## To do
Output every line of the data exactly as it appears.

## Given records

>>>>>

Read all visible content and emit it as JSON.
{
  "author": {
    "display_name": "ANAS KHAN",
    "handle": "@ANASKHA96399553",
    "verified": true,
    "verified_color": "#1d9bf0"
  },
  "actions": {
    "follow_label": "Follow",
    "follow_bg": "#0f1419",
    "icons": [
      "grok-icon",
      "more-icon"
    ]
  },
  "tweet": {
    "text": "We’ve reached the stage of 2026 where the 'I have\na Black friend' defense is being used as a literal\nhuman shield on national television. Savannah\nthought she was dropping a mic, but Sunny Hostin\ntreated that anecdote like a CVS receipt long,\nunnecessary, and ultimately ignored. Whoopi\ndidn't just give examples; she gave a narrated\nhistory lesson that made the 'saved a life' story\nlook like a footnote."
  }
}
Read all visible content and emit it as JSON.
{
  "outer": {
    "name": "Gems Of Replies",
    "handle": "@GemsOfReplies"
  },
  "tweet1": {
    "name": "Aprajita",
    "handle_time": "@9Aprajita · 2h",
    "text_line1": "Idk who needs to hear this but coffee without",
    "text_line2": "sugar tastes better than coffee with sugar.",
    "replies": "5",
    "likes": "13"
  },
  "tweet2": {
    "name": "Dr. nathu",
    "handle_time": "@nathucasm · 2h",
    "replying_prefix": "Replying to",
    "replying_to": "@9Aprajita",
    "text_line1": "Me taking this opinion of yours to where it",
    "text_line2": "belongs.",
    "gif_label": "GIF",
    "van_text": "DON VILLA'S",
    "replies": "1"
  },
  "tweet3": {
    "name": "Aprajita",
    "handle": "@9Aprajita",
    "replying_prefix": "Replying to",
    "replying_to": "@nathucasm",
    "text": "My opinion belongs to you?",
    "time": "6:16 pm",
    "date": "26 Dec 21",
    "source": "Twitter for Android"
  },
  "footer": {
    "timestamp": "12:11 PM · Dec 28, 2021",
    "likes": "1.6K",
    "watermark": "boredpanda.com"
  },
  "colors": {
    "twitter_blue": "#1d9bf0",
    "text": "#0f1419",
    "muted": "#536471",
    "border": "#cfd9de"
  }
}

<<<<<

## Solved exercise
Read all visible content and emit it as JSON.
{
  "author": {
    "display_name": "ANAS KHAN",
    "handle": "@ANASKHA96399553",
    "verified": true,
    "verified_color": "#1d9bf0"
  },
  "actions": {
    "follow_label": "Follow",
    "follow_bg": "#0f1419",
    "icons": [
      "grok-icon",
      "more-icon"
    ]
  },
  "tweet": {
    "text": "We’ve reached the stage of 2026 where the 'I have\na Black friend' defense is being used as a literal\nhuman shield on national television. Savannah\nthought she was dropping a mic, but Sunny Hostin\ntreated that anecdote like a CVS receipt long,\nunnecessary, and ultimately ignored. Whoopi\ndidn't just give examples; she gave a narrated\nhistory lesson that made the 'saved a life' story\nlook like a footnote."
  }
}
Read all visible content and emit it as JSON.
{
  "outer": {
    "name": "Gems Of Replies",
    "handle": "@GemsOfReplies"
  },
  "tweet1": {
    "name": "Aprajita",
    "handle_time": "@9Aprajita · 2h",
    "text_line1": "Idk who needs to hear this but coffee without",
    "text_line2": "sugar tastes better than coffee with sugar.",
    "replies": "5",
    "likes": "13"
  },
  "tweet2": {
    "name": "Dr. nathu",
    "handle_time": "@nathucasm · 2h",
    "replying_prefix": "Replying to",
    "replying_to": "@9Aprajita",
    "text_line1": "Me taking this opinion of yours to where it",
    "text_line2": "belongs.",
    "gif_label": "GIF",
    "van_text": "DON VILLA'S",
    "replies": "1"
  },
  "tweet3": {
    "name": "Aprajita",
    "handle": "@9Aprajita",
    "replying_prefix": "Replying to",
    "replying_to": "@nathucasm",
    "text": "My opinion belongs to you?",
    "time": "6:16 pm",
    "date": "26 Dec 21",
    "source": "Twitter for Android"
  },
  "footer": {
    "timestamp": "12:11 PM · Dec 28, 2021",
    "likes": "1.6K",
    "watermark": "boredpanda.com"
  },
  "colors": {
    "twitter_blue": "#1d9bf0",
    "text": "#0f1419",
    "muted": "#536471",
    "border": "#cfd9de"
  }
}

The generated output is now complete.